== WORK TO BE COMPLETED ==
Find every line in the records below that holds the word "your", and copy it out.
--- BEGIN DATASET ENTRIES ---
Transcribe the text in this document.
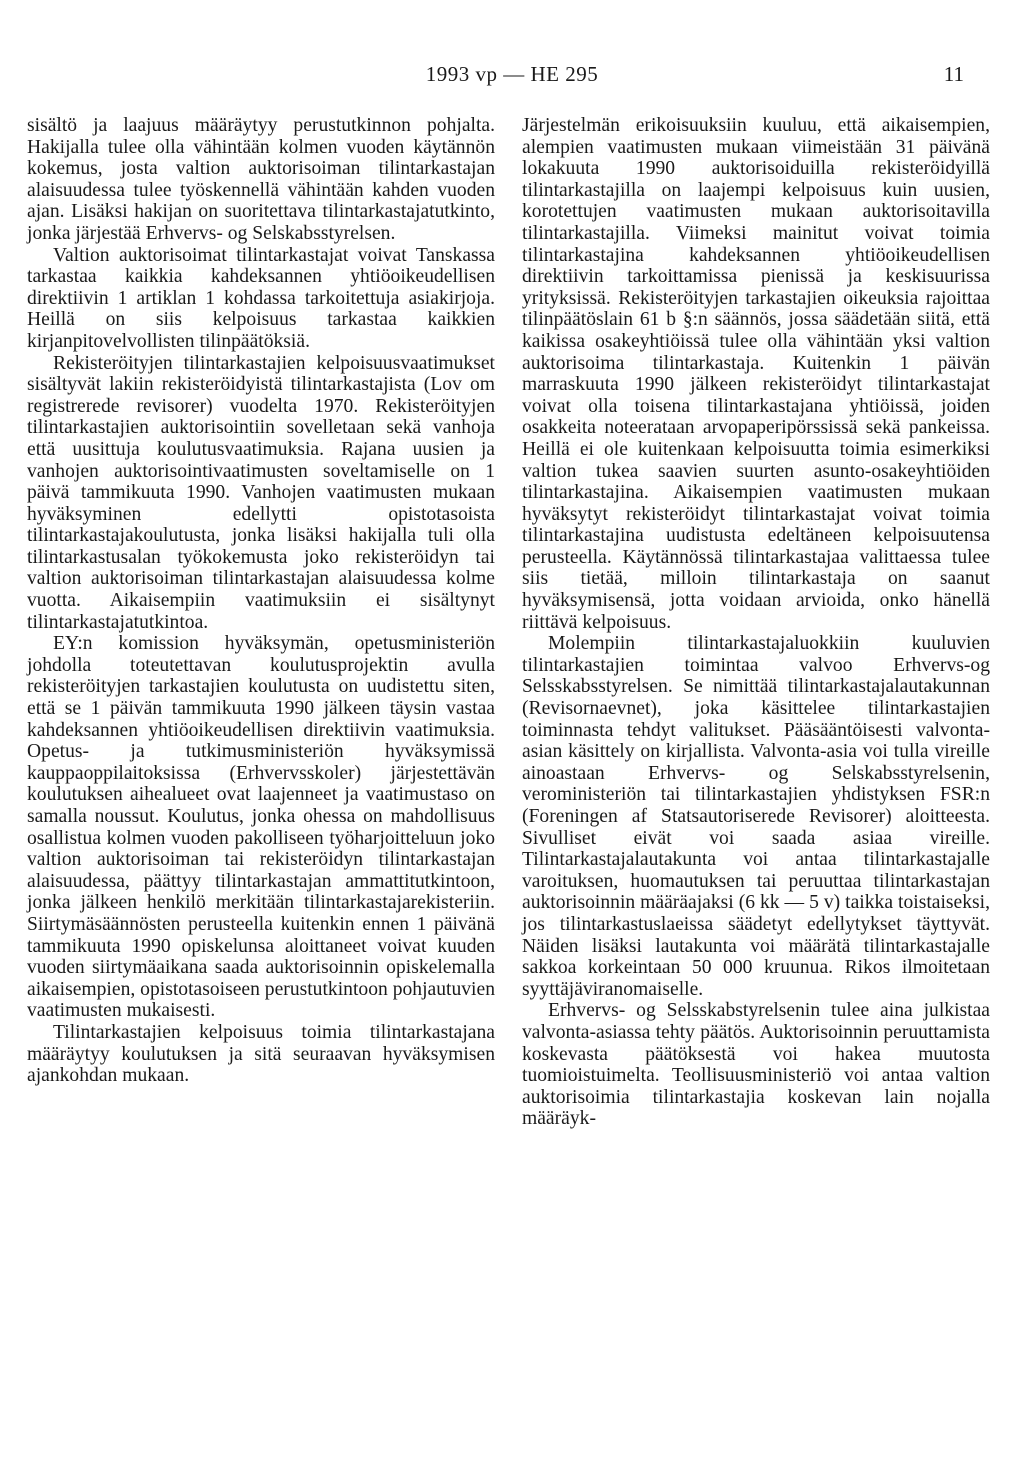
1993 vp — HE 295	11

sisältö ja laajuus määräytyy perustutkinnon pohjalta. Hakijalla tulee olla vähintään kolmen vuoden käytännön kokemus, josta valtion auktorisoiman tilintarkastajan alaisuudessa tulee työskennellä vähintään kahden vuoden ajan. Lisäksi hakijan on suoritettava tilintarkastajatutkinto, jonka järjestää Erhvervs- og Selskabsstyrelsen.

Valtion auktorisoimat tilintarkastajat voivat Tanskassa tarkastaa kaikkia kahdeksannen yhtiöoikeudellisen direktiivin 1 artiklan 1 kohdassa tarkoitettuja asiakirjoja. Heillä on siis kelpoisuus tarkastaa kaikkien kirjanpitovelvollisten tilinpäätöksiä.

Rekisteröityjen tilintarkastajien kelpoisuusvaatimukset sisältyvät lakiin rekisteröidyistä tilintarkastajista (Lov om registrerede revisorer) vuodelta 1970. Rekisteröityjen tilintarkastajien auktorisointiin sovelletaan sekä vanhoja että uusittuja koulutusvaatimuksia. Rajana uusien ja vanhojen auktorisointivaatimusten soveltamiselle on 1 päivä tammikuuta 1990. Vanhojen vaatimusten mukaan hyväksyminen edellytti opistotasoista tilintarkastajakoulutusta, jonka lisäksi hakijalla tuli olla tilintarkastusalan työkokemusta joko rekisteröidyn tai valtion auktorisoiman tilintarkastajan alaisuudessa kolme vuotta. Aikaisempiin vaatimuksiin ei sisältynyt tilintarkastajatutkintoa.

EY:n komission hyväksymän, opetusministeriön johdolla toteutettavan koulutusprojektin avulla rekisteröityjen tarkastajien koulutusta on uudistettu siten, että se 1 päivän tammikuuta 1990 jälkeen täysin vastaa kahdeksannen yhtiöoikeudellisen direktiivin vaatimuksia. Opetus- ja tutkimusministeriön hyväksymissä kauppaoppilaitoksissa (Erhvervsskoler) järjestettävän koulutuksen aihealueet ovat laajenneet ja vaatimustaso on samalla noussut. Koulutus, jonka ohessa on mahdollisuus osallistua kolmen vuoden pakolliseen työharjoitteluun joko valtion auktorisoiman tai rekisteröidyn tilintarkastajan alaisuudessa, päättyy tilintarkastajan ammattitutkintoon, jonka jälkeen henkilö merkitään tilintarkastajarekisteriin. Siirtymäsäännösten perusteella kuitenkin ennen 1 päivänä tammikuuta 1990 opiskelunsa aloittaneet voivat kuuden vuoden siirtymäaikana saada auktorisoinnin opiskelemalla aikaisempien, opistotasoiseen perustutkintoon pohjautuvien vaatimusten mukaisesti.

Tilintarkastajien kelpoisuus toimia tilintarkastajana määräytyy koulutuksen ja sitä seuraavan hyväksymisen ajankohdan mukaan.

Järjestelmän erikoisuuksiin kuuluu, että aikaisempien, alempien vaatimusten mukaan viimeistään 31 päivänä lokakuuta 1990 auktorisoiduilla rekisteröidyillä tilintarkastajilla on laajempi kelpoisuus kuin uusien, korotettujen vaatimusten mukaan auktorisoitavilla tilintarkastajilla. Viimeksi mainitut voivat toimia tilintarkastajina kahdeksannen yhtiöoikeudellisen direktiivin tarkoittamissa pienissä ja keskisuurissa yrityksissä. Rekisteröityjen tarkastajien oikeuksia rajoittaa tilinpäätöslain 61 b §:n säännös, jossa säädetään siitä, että kaikissa osakeyhtiöissä tulee olla vähintään yksi valtion auktorisoima tilintarkastaja. Kuitenkin 1 päivän marraskuuta 1990 jälkeen rekisteröidyt tilintarkastajat voivat olla toisena tilintarkastajana yhtiöissä, joiden osakkeita noteerataan arvopaperipörssissä sekä pankeissa. Heillä ei ole kuitenkaan kelpoisuutta toimia esimerkiksi valtion tukea saavien suurten asunto-osakeyhtiöiden tilintarkastajina. Aikaisempien vaatimusten mukaan hyväksytyt rekisteröidyt tilintarkastajat voivat toimia tilintarkastajina uudistusta edeltäneen kelpoisuutensa perusteella. Käytännössä tilintarkastajaa valittaessa tulee siis tietää, milloin tilintarkastaja on saanut hyväksymisensä, jotta voidaan arvioida, onko hänellä riittävä kelpoisuus.

Molempiin tilintarkastajaluokkiin kuuluvien tilintarkastajien toimintaa valvoo Erhvervs-og Selsskabsstyrelsen. Se nimittää tilintarkastajalautakunnan (Revisornaevnet), joka käsittelee tilintarkastajien toiminnasta tehdyt valitukset. Pääsääntöisesti valvonta-asian käsittely on kirjallista. Valvonta-asia voi tulla vireille ainoastaan Erhvervs- og Selskabsstyrelsenin, veroministeriön tai tilintarkastajien yhdistyksen FSR:n (Foreningen af Statsautoriserede Revisorer) aloitteesta. Sivulliset eivät voi saada asiaa vireille. Tilintarkastajalautakunta voi antaa tilintarkastajalle varoituksen, huomautuksen tai peruuttaa tilintarkastajan auktorisoinnin määräajaksi (6 kk — 5 v) taikka toistaiseksi, jos tilintarkastuslaeissa säädetyt edellytykset täyttyvät. Näiden lisäksi lautakunta voi määrätä tilintarkastajalle sakkoa korkeintaan 50 000 kruunua. Rikos ilmoitetaan syyttäjäviranomaiselle.

Erhvervs- og Selsskabstyrelsenin tulee aina julkistaa valvonta-asiassa tehty päätös. Auktorisoinnin peruuttamista koskevasta päätöksestä voi hakea muutosta tuomioistuimelta. Teollisuusministeriö voi antaa valtion auktorisoimia tilintarkastajia koskevan lain nojalla määräyk-
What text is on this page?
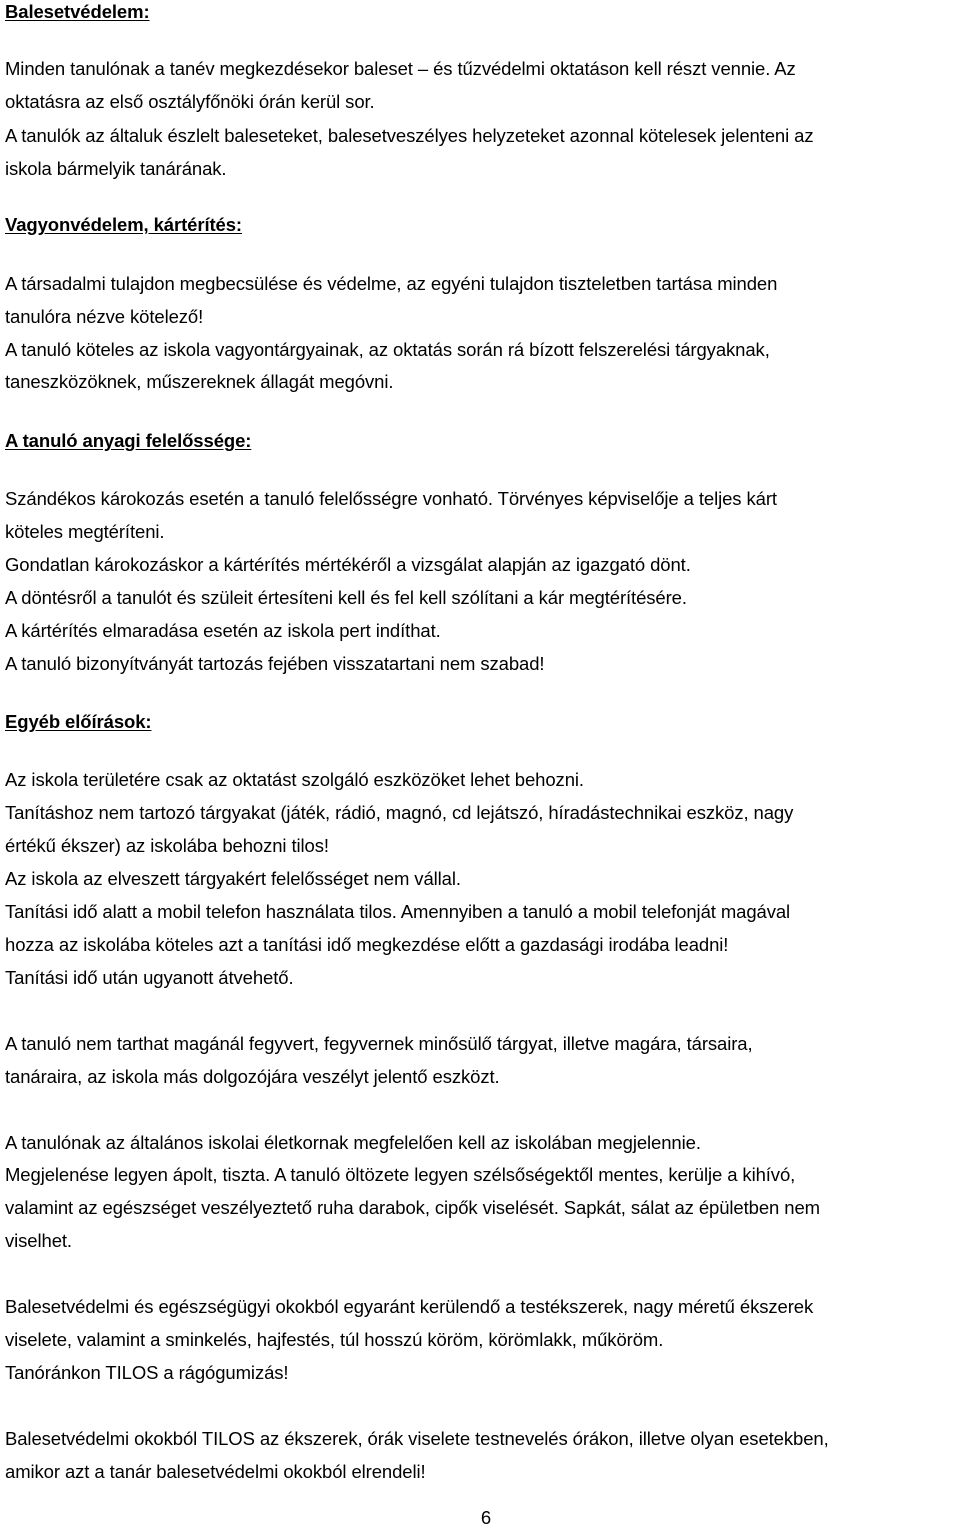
Balesetvédelem:
Minden tanulónak a tanév megkezdésekor baleset – és tűzvédelmi oktatáson kell részt vennie. Az
oktatásra az első osztályfőnöki órán kerül sor.
A tanulók az általuk észlelt baleseteket, balesetveszélyes helyzeteket azonnal kötelesek jelenteni az
iskola bármelyik tanárának.
Vagyonvédelem, kártérítés:
A társadalmi tulajdon megbecsülése és védelme, az egyéni tulajdon tiszteletben tartása minden
tanulóra nézve kötelező!
A tanuló köteles az iskola vagyontárgyainak, az oktatás során rá bízott felszerelési tárgyaknak,
taneszközöknek, műszereknek állagát megóvni.
A tanuló anyagi felelőssége:
Szándékos károkozás esetén a tanuló felelősségre vonható. Törvényes képviselője a teljes kárt
köteles megtéríteni.
Gondatlan károkozáskor a kártérítés mértékéről a vizsgálat alapján az igazgató dönt.
A döntésről a tanulót és szüleit értesíteni kell és fel kell szólítani a kár megtérítésére.
A kártérítés elmaradása esetén az iskola pert indíthat.
A tanuló bizonyítványát tartozás fejében visszatartani nem szabad!
Egyéb előírások:
Az iskola területére csak az oktatást szolgáló eszközöket lehet behozni.
Tanításhoz nem tartozó tárgyakat (játék, rádió, magnó, cd lejátszó, híradástechnikai eszköz, nagy
értékű ékszer) az iskolába behozni tilos!
Az iskola az elveszett tárgyakért felelősséget nem vállal.
Tanítási idő alatt a mobil telefon használata tilos. Amennyiben a tanuló a mobil telefonját magával
hozza az iskolába köteles azt a tanítási idő megkezdése előtt a gazdasági irodába leadni!
Tanítási idő után ugyanott átvehető.
A tanuló nem tarthat magánál fegyvert, fegyvernek minősülő tárgyat, illetve magára, társaira,
tanáraira, az iskola más dolgozójára veszélyt jelentő eszközt.
A tanulónak az általános iskolai életkornak megfelelően kell az iskolában megjelennie.
Megjelenése legyen ápolt, tiszta. A tanuló öltözete legyen szélsőségektől mentes, kerülje a kihívó,
valamint az egészséget veszélyeztető ruha darabok, cipők viselését. Sapkát, sálat az épületben nem
viselhet.
Balesetvédelmi és egészségügyi okokból egyaránt kerülendő a testékszerek, nagy méretű ékszerek
viselete, valamint a sminkelés, hajfestés, túl hosszú köröm, körömlakk, műköröm.
Tanóránkon TILOS a rágógumizás!
Balesetvédelmi okokból TILOS az ékszerek, órák viselete testnevelés órákon, illetve olyan esetekben,
amikor azt a tanár balesetvédelmi okokból elrendeli!
6
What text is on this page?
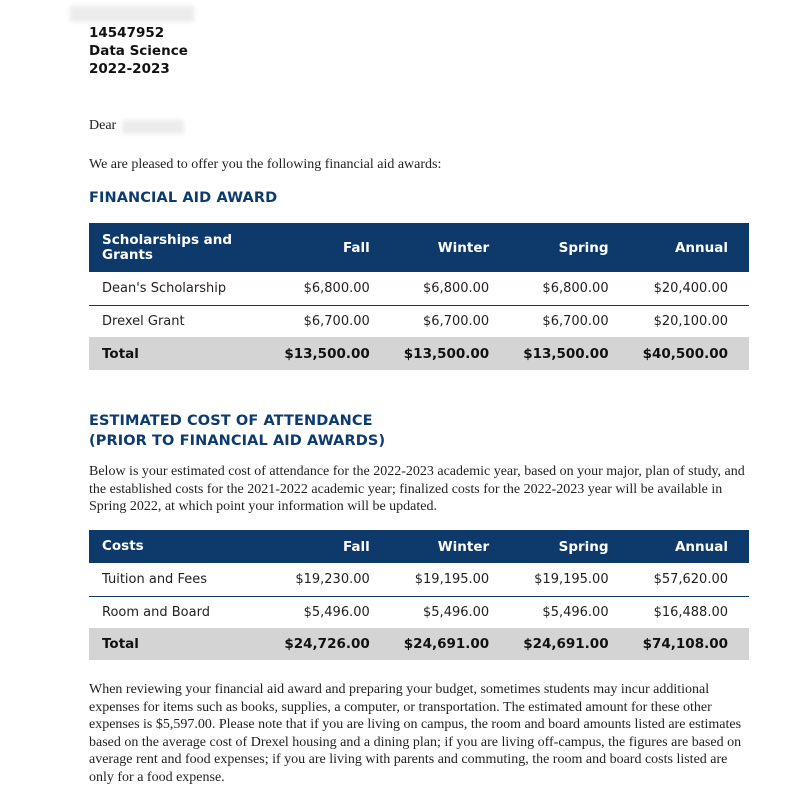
14547952
Data Science
2022-2023
Dear
We are pleased to offer you the following financial aid awards:
FINANCIAL AID AWARD
Scholarships and Grants	Fall	Winter	Spring	Annual
Dean's Scholarship	$6,800.00	$6,800.00	$6,800.00	$20,400.00
Drexel Grant	$6,700.00	$6,700.00	$6,700.00	$20,100.00
Total	$13,500.00	$13,500.00	$13,500.00	$40,500.00
ESTIMATED COST OF ATTENDANCE
(PRIOR TO FINANCIAL AID AWARDS)
Below is your estimated cost of attendance for the 2022-2023 academic year, based on your major, plan of study, and the established costs for the 2021-2022 academic year; finalized costs for the 2022-2023 year will be available in Spring 2022, at which point your information will be updated.
Costs	Fall	Winter	Spring	Annual
Tuition and Fees	$19,230.00	$19,195.00	$19,195.00	$57,620.00
Room and Board	$5,496.00	$5,496.00	$5,496.00	$16,488.00
Total	$24,726.00	$24,691.00	$24,691.00	$74,108.00
When reviewing your financial aid award and preparing your budget, sometimes students may incur additional expenses for items such as books, supplies, a computer, or transportation. The estimated amount for these other expenses is $5,597.00. Please note that if you are living on campus, the room and board amounts listed are estimates based on the average cost of Drexel housing and a dining plan; if you are living off-campus, the figures are based on average rent and food expenses; if you are living with parents and commuting, the room and board costs listed are only for a food expense.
--- END DATASET ENTRIES ---
== CORRECT RESPONSE ==
Below is your estimated cost of attendance for the 2022-2023 academic year, based on your major, plan of study, and the established costs for the 2021-2022 academic year; finalized costs for the 2022-2023 year will be available in Spring 2022, at which point your information will be updated.
When reviewing your financial aid award and preparing your budget, sometimes students may incur additional expenses for items such as books, supplies, a computer, or transportation. The estimated amount for these other expenses is $5,597.00. Please note that if you are living on campus, the room and board amounts listed are estimates based on the average cost of Drexel housing and a dining plan; if you are living off-campus, the figures are based on average rent and food expenses; if you are living with parents and commuting, the room and board costs listed are only for a food expense.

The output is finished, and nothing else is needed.